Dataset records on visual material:
---+---

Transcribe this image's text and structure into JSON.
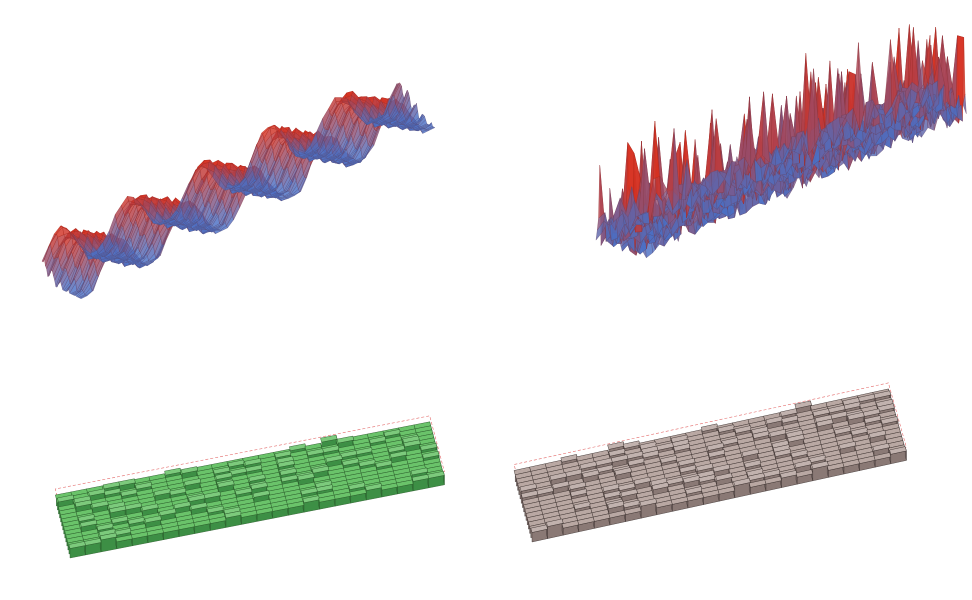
{
  "figure": {
    "panels": [
      {
        "kind": "surface-mesh",
        "pattern": "smooth-diagonal-waves",
        "colors": {
          "peak": "#d7301f",
          "valley": "#4a6fc4"
        }
      },
      {
        "kind": "surface-mesh",
        "pattern": "noisy-spikes",
        "colors": {
          "peak": "#d7301f",
          "valley": "#4a6fc4"
        }
      },
      {
        "kind": "voxel-slab",
        "colors": {
          "top": "#6ac36a",
          "side": "#3d8f45",
          "edge": "#2a5a2a",
          "outline": "#e36b6b"
        }
      },
      {
        "kind": "voxel-slab",
        "colors": {
          "top": "#b9a8a3",
          "side": "#8a7975",
          "edge": "#3a302e",
          "outline": "#e36b6b"
        }
      }
    ]
  }
}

---+---

* [What is needed]: Transcribe every entry above exactly. Omit all pictures.

* [Written solution]:
Transcribe this image's text and structure into JSON.
{
  "figure": {
    "panels": [
      {
        "kind": "surface-mesh",
        "pattern": "smooth-diagonal-waves",
        "colors": {
          "peak": "#d7301f",
          "valley": "#4a6fc4"
        }
      },
      {
        "kind": "surface-mesh",
        "pattern": "noisy-spikes",
        "colors": {
          "peak": "#d7301f",
          "valley": "#4a6fc4"
        }
      },
      {
        "kind": "voxel-slab",
        "colors": {
          "top": "#6ac36a",
          "side": "#3d8f45",
          "edge": "#2a5a2a",
          "outline": "#e36b6b"
        }
      },
      {
        "kind": "voxel-slab",
        "colors": {
          "top": "#b9a8a3",
          "side": "#8a7975",
          "edge": "#3a302e",
          "outline": "#e36b6b"
        }
      }
    ]
  }
}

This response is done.